### EXERCISE PROMPT
Can the data below be echoed back word for word?

-- RECORDS SHOWN start --

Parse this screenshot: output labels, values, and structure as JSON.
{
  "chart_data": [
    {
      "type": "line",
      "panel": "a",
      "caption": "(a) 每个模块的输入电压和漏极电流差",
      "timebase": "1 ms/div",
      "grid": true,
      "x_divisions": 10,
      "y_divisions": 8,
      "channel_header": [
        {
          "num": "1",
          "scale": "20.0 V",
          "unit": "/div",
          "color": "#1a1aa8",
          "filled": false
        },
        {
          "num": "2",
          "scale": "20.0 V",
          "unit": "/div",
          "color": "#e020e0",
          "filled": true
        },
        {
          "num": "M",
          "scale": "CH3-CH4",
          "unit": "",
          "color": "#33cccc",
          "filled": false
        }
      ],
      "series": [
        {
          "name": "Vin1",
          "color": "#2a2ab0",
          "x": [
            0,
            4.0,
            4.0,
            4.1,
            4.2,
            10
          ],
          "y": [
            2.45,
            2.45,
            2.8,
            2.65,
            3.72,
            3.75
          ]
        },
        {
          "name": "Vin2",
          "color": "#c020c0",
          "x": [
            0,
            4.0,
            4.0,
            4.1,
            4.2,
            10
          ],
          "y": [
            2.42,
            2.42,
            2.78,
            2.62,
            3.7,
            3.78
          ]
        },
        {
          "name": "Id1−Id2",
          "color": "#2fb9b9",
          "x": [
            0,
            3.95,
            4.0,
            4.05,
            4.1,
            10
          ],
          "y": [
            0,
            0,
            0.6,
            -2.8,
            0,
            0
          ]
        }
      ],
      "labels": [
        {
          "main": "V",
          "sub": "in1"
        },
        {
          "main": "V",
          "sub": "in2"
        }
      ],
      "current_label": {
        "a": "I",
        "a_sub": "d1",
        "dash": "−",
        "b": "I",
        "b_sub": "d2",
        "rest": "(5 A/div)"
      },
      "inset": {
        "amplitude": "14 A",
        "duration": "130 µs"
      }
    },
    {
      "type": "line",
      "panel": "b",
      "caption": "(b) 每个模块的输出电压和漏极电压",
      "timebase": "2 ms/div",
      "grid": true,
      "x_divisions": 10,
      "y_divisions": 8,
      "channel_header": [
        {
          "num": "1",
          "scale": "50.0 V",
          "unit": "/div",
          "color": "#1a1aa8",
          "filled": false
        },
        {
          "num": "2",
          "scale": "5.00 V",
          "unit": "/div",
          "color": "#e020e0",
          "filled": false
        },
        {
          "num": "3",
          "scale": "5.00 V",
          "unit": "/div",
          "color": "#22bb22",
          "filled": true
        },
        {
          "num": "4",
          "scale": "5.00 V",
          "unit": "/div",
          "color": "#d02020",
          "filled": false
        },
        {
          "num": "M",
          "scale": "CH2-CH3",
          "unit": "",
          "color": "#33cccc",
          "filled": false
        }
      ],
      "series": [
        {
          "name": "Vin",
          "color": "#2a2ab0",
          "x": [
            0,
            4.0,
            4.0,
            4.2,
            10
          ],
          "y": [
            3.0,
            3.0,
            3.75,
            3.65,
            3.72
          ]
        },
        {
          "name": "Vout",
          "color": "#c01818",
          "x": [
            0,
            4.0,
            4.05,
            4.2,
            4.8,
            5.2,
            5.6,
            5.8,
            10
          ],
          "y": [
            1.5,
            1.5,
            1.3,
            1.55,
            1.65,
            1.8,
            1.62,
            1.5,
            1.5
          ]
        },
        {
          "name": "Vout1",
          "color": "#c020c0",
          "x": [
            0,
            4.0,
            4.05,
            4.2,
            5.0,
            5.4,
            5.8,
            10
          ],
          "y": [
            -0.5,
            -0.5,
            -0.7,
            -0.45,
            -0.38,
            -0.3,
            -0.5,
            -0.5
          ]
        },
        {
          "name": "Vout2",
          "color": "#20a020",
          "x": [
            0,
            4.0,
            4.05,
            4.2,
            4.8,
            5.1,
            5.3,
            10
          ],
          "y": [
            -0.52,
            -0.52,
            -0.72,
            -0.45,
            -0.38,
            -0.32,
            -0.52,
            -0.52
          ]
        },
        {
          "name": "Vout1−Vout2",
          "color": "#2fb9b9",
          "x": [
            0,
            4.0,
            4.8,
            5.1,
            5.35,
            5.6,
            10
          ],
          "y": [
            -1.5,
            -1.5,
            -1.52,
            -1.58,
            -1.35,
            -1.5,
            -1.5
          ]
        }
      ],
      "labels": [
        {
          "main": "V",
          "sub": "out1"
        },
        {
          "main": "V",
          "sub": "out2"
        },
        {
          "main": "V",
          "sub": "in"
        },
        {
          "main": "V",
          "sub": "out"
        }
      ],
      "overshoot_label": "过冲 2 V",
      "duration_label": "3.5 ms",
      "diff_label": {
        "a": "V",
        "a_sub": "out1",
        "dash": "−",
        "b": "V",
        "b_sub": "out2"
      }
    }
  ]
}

-- RECORDS SHOWN end --

### RESPONSE TO THE TASK
Parse this screenshot: output labels, values, and structure as JSON.
{
  "chart_data": [
    {
      "type": "line",
      "panel": "a",
      "caption": "(a) 每个模块的输入电压和漏极电流差",
      "timebase": "1 ms/div",
      "grid": true,
      "x_divisions": 10,
      "y_divisions": 8,
      "channel_header": [
        {
          "num": "1",
          "scale": "20.0 V",
          "unit": "/div",
          "color": "#1a1aa8",
          "filled": false
        },
        {
          "num": "2",
          "scale": "20.0 V",
          "unit": "/div",
          "color": "#e020e0",
          "filled": true
        },
        {
          "num": "M",
          "scale": "CH3-CH4",
          "unit": "",
          "color": "#33cccc",
          "filled": false
        }
      ],
      "series": [
        {
          "name": "Vin1",
          "color": "#2a2ab0",
          "x": [
            0,
            4.0,
            4.0,
            4.1,
            4.2,
            10
          ],
          "y": [
            2.45,
            2.45,
            2.8,
            2.65,
            3.72,
            3.75
          ]
        },
        {
          "name": "Vin2",
          "color": "#c020c0",
          "x": [
            0,
            4.0,
            4.0,
            4.1,
            4.2,
            10
          ],
          "y": [
            2.42,
            2.42,
            2.78,
            2.62,
            3.7,
            3.78
          ]
        },
        {
          "name": "Id1−Id2",
          "color": "#2fb9b9",
          "x": [
            0,
            3.95,
            4.0,
            4.05,
            4.1,
            10
          ],
          "y": [
            0,
            0,
            0.6,
            -2.8,
            0,
            0
          ]
        }
      ],
      "labels": [
        {
          "main": "V",
          "sub": "in1"
        },
        {
          "main": "V",
          "sub": "in2"
        }
      ],
      "current_label": {
        "a": "I",
        "a_sub": "d1",
        "dash": "−",
        "b": "I",
        "b_sub": "d2",
        "rest": "(5 A/div)"
      },
      "inset": {
        "amplitude": "14 A",
        "duration": "130 µs"
      }
    },
    {
      "type": "line",
      "panel": "b",
      "caption": "(b) 每个模块的输出电压和漏极电压",
      "timebase": "2 ms/div",
      "grid": true,
      "x_divisions": 10,
      "y_divisions": 8,
      "channel_header": [
        {
          "num": "1",
          "scale": "50.0 V",
          "unit": "/div",
          "color": "#1a1aa8",
          "filled": false
        },
        {
          "num": "2",
          "scale": "5.00 V",
          "unit": "/div",
          "color": "#e020e0",
          "filled": false
        },
        {
          "num": "3",
          "scale": "5.00 V",
          "unit": "/div",
          "color": "#22bb22",
          "filled": true
        },
        {
          "num": "4",
          "scale": "5.00 V",
          "unit": "/div",
          "color": "#d02020",
          "filled": false
        },
        {
          "num": "M",
          "scale": "CH2-CH3",
          "unit": "",
          "color": "#33cccc",
          "filled": false
        }
      ],
      "series": [
        {
          "name": "Vin",
          "color": "#2a2ab0",
          "x": [
            0,
            4.0,
            4.0,
            4.2,
            10
          ],
          "y": [
            3.0,
            3.0,
            3.75,
            3.65,
            3.72
          ]
        },
        {
          "name": "Vout",
          "color": "#c01818",
          "x": [
            0,
            4.0,
            4.05,
            4.2,
            4.8,
            5.2,
            5.6,
            5.8,
            10
          ],
          "y": [
            1.5,
            1.5,
            1.3,
            1.55,
            1.65,
            1.8,
            1.62,
            1.5,
            1.5
          ]
        },
        {
          "name": "Vout1",
          "color": "#c020c0",
          "x": [
            0,
            4.0,
            4.05,
            4.2,
            5.0,
            5.4,
            5.8,
            10
          ],
          "y": [
            -0.5,
            -0.5,
            -0.7,
            -0.45,
            -0.38,
            -0.3,
            -0.5,
            -0.5
          ]
        },
        {
          "name": "Vout2",
          "color": "#20a020",
          "x": [
            0,
            4.0,
            4.05,
            4.2,
            4.8,
            5.1,
            5.3,
            10
          ],
          "y": [
            -0.52,
            -0.52,
            -0.72,
            -0.45,
            -0.38,
            -0.32,
            -0.52,
            -0.52
          ]
        },
        {
          "name": "Vout1−Vout2",
          "color": "#2fb9b9",
          "x": [
            0,
            4.0,
            4.8,
            5.1,
            5.35,
            5.6,
            10
          ],
          "y": [
            -1.5,
            -1.5,
            -1.52,
            -1.58,
            -1.35,
            -1.5,
            -1.5
          ]
        }
      ],
      "labels": [
        {
          "main": "V",
          "sub": "out1"
        },
        {
          "main": "V",
          "sub": "out2"
        },
        {
          "main": "V",
          "sub": "in"
        },
        {
          "main": "V",
          "sub": "out"
        }
      ],
      "overshoot_label": "过冲 2 V",
      "duration_label": "3.5 ms",
      "diff_label": {
        "a": "V",
        "a_sub": "out1",
        "dash": "−",
        "b": "V",
        "b_sub": "out2"
      }
    }
  ]
}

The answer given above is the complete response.